[Start]

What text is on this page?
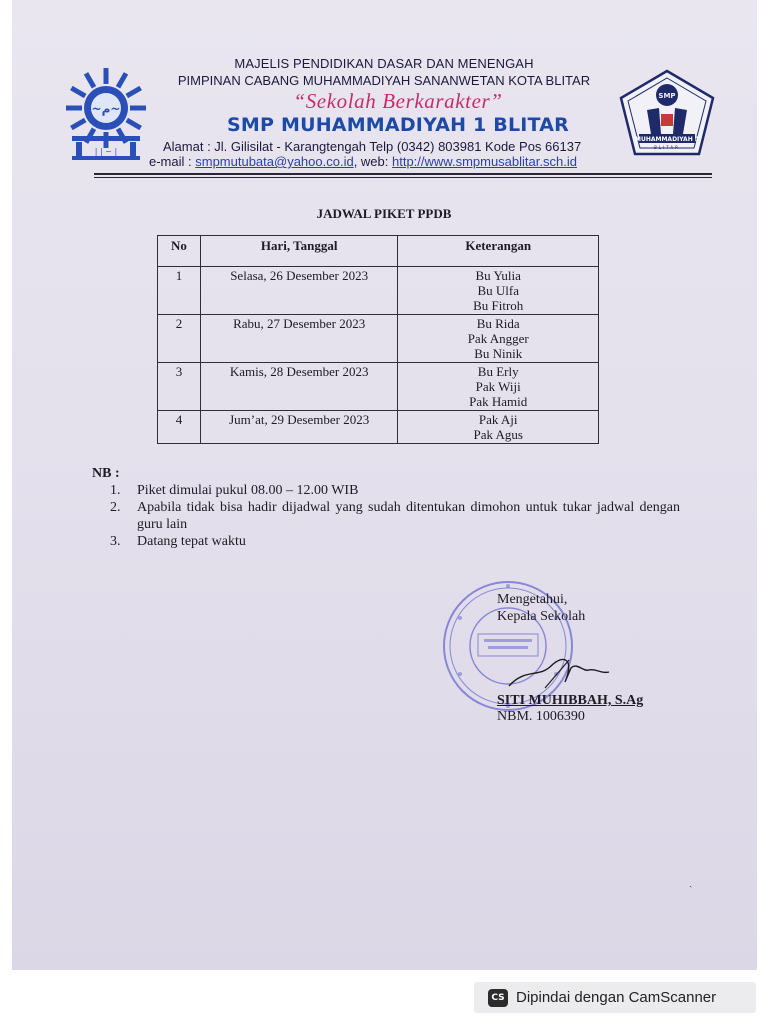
~م~
| | ~ |
SMP
MUHAMMADIYAH 1
BLITAR
MAJELIS PENDIDIKAN DASAR DAN MENENGAH
PIMPINAN CABANG MUHAMMADIYAH SANANWETAN KOTA BLITAR
“Sekolah Berkarakter”
SMP MUHAMMADIYAH 1 BLITAR
Alamat : Jl. Gilisilat - Karangtengah Telp (0342) 803981 Kode Pos 66137
e-mail : smpmutubata@yahoo.co.id, web: http://www.smpmusablitar.sch.id
JADWAL PIKET PPDB
No	Hari, Tanggal	Keterangan
1	Selasa, 26 Desember 2023	Bu Yulia
Bu Ulfa
Bu Fitroh

2	Rabu, 27 Desember 2023	Bu Rida
Pak Angger
Bu Ninik

3	Kamis, 28 Desember 2023	Bu Erly
Pak Wiji
Pak Hamid

4	Jum’at, 29 Desember 2023	Pak Aji
Pak Agus
NB :
1.	Piket dimulai pukul 08.00 – 12.00 WIB
2.	Apabila tidak bisa hadir dijadwal yang sudah ditentukan dimohon untuk tukar jadwal dengan guru lain
3.	Datang tepat waktu
Mengetahui,
Kepala Sekolah
SITI MUHIBBAH, S.Ag
NBM. 1006390
ˎ
CS Dipindai dengan CamScanner
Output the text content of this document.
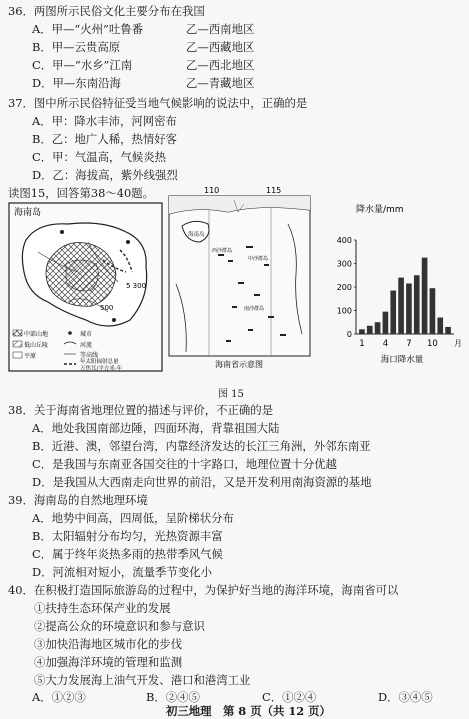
36．两图所示民俗文化主要分布在我国
A．甲—“火州”吐鲁番	乙—西南地区
B．甲—云贵高原	乙—西藏地区
C．甲—“水乡”江南	乙—西北地区
D．甲—东南沿海	乙—青藏地区
37．图中所示民俗特征受当地气候影响的说法中，正确的是
A．甲：降水丰沛，河网密布
B．乙：地广人稀，热情好客
C．甲：气温高，气候炎热
D．乙：海拔高，紫外线强烈
读图15，回答第38～40题。
海南岛
5 300
500
中部山地
低山丘陵
平原
城市
河流
等高线
年太阳辐射总量
万焦耳/平方米·年
110	115
海南岛
西沙群岛
中沙群岛
南沙群岛
海南省示意图
降水量/mm
400
300
200
100
0
1 4 7 10 月
海口降水量
图 15
38．关于海南省地理位置的描述与评价，不正确的是
A．地处我国南部边陲，四面环海，背靠祖国大陆
B．近港、澳，邻望台湾，内靠经济发达的长江三角洲，外邻东南亚
C．是我国与东南亚各国交往的十字路口，地理位置十分优越
D．是我国从大西南走向世界的前沿，又是开发利用南海资源的基地
39．海南岛的自然地理环境
A．地势中间高，四周低，呈阶梯状分布
B．太阳辐射分布均匀，光热资源丰富
C．属于终年炎热多雨的热带季风气候
D．河流相对短小，流量季节变化小
40．在积极打造国际旅游岛的过程中，为保护好当地的海洋环境，海南省可以
①扶持生态环保产业的发展
②提高公众的环境意识和参与意识
③加快沿海地区城市化的步伐
④加强海洋环境的管理和监测
⑤大力发展海上油气开发、港口和港湾工业
A．①②③	B．②④⑤	C．①②④	D．③④⑤
初三地理　第 8 页（共 12 页）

[End]

What to do:
Where a line in the material contains "Desember", copy that line.

Response to this task:
1	Selasa, 26 Desember 2023	Bu Yulia
2	Rabu, 27 Desember 2023	Bu Rida
3	Kamis, 28 Desember 2023	Bu Erly
4	Jum’at, 29 Desember 2023	Pak Aji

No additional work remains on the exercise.